Stored entries:
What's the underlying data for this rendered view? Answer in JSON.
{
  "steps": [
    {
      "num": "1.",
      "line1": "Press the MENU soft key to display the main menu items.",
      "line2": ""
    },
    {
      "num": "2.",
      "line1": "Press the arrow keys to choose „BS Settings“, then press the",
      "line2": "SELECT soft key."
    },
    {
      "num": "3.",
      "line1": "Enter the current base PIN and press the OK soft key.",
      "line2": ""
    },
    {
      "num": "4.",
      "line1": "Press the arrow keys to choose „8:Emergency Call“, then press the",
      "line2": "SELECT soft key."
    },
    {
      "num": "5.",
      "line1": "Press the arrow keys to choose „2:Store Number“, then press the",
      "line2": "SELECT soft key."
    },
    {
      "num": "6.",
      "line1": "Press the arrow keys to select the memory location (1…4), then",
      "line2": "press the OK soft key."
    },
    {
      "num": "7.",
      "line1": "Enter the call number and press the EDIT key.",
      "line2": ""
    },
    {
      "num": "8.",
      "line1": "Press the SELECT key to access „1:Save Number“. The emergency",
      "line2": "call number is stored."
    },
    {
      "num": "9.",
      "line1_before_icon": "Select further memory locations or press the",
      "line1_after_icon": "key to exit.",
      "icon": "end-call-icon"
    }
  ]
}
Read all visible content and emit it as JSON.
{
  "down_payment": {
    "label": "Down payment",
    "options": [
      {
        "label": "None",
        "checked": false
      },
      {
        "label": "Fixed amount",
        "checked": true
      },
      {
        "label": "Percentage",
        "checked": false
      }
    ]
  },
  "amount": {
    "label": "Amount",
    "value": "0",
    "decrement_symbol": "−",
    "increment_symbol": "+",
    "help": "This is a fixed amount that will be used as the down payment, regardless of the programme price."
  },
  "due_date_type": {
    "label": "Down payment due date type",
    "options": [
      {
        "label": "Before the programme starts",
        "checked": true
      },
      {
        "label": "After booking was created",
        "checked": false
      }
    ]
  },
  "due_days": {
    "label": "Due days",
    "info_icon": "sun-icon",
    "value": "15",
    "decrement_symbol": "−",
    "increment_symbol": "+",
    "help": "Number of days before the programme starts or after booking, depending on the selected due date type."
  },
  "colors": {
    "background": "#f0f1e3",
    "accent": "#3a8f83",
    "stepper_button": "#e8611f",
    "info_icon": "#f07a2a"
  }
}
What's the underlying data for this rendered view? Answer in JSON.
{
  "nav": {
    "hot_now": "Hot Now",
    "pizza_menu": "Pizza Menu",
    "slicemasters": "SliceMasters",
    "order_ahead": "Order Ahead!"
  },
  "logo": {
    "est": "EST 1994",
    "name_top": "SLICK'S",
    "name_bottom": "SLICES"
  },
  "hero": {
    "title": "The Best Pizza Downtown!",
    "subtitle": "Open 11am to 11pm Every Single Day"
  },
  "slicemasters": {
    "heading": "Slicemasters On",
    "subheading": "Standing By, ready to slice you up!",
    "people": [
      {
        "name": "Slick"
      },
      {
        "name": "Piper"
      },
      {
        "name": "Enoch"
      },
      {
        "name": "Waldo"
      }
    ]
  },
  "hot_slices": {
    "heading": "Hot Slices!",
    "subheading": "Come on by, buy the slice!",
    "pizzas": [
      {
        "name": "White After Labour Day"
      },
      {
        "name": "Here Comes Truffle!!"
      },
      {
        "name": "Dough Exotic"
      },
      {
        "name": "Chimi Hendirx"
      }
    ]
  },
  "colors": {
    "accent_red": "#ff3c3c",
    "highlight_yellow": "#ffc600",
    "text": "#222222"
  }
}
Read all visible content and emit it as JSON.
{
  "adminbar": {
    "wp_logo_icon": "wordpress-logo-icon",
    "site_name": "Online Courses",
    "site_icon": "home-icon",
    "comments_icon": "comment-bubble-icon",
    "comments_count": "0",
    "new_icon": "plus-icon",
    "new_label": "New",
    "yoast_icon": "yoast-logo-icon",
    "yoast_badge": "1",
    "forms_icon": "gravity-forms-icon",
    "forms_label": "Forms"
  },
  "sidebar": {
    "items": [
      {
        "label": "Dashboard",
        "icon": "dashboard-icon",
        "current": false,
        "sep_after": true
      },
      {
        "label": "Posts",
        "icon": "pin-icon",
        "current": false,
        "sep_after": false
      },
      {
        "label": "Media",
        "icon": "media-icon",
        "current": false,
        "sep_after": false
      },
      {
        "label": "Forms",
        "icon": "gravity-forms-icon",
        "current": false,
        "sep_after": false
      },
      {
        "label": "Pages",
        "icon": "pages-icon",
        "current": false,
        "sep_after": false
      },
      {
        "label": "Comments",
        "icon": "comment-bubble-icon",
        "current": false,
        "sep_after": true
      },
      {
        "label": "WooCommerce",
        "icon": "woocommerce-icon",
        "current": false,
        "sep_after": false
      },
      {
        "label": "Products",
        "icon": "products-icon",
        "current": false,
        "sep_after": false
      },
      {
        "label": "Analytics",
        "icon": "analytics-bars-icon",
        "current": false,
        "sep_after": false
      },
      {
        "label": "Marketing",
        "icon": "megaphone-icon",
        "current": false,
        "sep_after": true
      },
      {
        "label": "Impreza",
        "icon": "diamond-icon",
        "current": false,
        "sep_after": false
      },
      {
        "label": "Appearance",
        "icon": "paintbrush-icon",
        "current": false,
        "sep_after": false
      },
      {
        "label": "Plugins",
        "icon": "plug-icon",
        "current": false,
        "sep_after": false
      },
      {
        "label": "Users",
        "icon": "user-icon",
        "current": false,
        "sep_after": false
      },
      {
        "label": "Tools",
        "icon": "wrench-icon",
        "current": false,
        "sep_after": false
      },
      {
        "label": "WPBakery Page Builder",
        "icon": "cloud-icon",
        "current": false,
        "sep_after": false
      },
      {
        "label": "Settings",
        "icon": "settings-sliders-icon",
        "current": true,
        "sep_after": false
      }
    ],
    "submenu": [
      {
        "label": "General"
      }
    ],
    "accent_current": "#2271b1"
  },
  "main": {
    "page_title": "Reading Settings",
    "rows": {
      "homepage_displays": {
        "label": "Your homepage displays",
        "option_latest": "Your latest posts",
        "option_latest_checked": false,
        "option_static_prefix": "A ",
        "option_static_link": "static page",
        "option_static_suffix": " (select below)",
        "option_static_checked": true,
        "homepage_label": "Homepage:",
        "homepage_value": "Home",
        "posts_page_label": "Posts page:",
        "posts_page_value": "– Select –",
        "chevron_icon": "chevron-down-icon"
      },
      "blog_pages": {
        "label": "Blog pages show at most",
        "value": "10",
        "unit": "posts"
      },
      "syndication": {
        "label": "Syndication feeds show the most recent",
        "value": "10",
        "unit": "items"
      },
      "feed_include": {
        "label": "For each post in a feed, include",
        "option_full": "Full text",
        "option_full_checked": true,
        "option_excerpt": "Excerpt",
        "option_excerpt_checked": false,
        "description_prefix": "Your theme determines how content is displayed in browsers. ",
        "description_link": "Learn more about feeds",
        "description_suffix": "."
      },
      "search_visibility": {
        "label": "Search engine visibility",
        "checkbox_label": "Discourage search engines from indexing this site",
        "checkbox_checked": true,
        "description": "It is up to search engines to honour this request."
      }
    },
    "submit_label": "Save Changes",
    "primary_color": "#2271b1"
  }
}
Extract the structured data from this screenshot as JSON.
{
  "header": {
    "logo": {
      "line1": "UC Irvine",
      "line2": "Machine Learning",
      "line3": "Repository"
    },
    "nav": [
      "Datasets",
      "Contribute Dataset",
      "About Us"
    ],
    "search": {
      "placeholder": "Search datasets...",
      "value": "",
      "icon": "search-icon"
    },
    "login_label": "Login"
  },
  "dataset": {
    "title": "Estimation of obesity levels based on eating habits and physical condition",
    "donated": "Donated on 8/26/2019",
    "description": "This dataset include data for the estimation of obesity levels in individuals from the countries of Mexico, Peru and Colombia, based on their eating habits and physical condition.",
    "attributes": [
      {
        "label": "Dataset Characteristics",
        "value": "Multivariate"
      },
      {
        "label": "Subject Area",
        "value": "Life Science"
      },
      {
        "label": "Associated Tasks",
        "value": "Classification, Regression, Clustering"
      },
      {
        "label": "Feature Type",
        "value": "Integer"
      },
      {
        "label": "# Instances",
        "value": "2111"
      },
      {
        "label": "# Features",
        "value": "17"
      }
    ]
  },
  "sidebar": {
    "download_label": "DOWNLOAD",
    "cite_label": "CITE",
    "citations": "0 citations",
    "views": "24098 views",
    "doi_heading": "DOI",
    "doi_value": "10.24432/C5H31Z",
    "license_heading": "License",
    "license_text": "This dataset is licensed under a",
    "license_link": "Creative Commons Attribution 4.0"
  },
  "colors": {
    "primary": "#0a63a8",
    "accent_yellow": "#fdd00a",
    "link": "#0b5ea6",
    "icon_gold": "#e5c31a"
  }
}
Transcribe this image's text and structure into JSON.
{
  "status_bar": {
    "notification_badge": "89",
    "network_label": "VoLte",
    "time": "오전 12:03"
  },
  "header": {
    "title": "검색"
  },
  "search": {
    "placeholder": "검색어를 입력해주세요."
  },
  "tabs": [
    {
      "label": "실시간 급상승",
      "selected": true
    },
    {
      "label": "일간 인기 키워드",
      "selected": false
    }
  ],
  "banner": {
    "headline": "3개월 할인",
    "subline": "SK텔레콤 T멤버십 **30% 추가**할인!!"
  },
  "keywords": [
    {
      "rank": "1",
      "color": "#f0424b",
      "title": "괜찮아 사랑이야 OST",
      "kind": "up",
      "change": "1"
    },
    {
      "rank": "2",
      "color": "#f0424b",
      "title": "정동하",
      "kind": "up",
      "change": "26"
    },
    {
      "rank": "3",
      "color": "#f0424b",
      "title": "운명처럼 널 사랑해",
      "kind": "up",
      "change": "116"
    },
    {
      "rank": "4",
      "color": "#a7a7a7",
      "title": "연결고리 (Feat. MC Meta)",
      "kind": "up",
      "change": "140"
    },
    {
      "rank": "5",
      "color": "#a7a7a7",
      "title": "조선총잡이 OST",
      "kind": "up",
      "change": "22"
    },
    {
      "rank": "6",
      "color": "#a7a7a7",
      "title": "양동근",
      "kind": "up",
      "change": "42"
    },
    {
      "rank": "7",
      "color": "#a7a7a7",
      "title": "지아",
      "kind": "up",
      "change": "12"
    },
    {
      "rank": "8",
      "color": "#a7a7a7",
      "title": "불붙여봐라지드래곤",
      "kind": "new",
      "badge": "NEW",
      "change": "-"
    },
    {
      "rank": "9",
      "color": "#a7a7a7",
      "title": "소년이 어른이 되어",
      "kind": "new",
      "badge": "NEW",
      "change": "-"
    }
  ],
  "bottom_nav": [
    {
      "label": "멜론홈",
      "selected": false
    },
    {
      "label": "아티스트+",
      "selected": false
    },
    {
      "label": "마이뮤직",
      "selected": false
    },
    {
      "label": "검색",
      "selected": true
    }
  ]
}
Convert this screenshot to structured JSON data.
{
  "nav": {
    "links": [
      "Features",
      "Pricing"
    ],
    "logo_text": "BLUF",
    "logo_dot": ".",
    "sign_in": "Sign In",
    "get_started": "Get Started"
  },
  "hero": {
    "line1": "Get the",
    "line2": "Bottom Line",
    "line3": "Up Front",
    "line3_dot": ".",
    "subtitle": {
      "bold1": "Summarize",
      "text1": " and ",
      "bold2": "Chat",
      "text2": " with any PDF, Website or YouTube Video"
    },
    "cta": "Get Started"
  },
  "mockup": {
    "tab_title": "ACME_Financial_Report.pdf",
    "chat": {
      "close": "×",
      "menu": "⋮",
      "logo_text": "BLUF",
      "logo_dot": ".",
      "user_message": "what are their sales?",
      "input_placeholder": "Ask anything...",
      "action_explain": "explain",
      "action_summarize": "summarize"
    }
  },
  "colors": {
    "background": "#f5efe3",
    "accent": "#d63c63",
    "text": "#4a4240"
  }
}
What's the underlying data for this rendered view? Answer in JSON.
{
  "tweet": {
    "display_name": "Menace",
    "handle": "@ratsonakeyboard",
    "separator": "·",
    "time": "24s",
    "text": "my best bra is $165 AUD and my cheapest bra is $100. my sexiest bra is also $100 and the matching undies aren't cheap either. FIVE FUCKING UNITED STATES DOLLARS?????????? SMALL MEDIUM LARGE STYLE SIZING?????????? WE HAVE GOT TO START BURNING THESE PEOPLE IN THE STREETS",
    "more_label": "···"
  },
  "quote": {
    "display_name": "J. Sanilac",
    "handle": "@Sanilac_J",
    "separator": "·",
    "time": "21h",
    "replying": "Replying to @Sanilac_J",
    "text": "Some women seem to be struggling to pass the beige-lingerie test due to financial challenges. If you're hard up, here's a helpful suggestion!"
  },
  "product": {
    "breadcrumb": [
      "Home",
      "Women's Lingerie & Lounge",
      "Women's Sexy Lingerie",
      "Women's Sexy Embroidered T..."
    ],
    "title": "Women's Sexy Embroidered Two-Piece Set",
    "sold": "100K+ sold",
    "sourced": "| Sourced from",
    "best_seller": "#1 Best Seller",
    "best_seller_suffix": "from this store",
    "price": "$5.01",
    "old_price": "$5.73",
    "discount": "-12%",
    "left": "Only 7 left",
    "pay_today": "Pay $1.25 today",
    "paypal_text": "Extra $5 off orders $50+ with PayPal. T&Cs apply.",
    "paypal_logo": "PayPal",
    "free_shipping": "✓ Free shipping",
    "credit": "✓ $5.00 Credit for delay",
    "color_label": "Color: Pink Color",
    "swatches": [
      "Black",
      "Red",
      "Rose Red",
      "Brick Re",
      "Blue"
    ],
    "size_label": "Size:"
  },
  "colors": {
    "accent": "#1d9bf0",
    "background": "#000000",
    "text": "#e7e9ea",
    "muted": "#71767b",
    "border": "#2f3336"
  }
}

▶ [Directive]
Among the entries above, how many lines hold the string "with"? Give the number by itself.

▶ [Response to the exercise]
2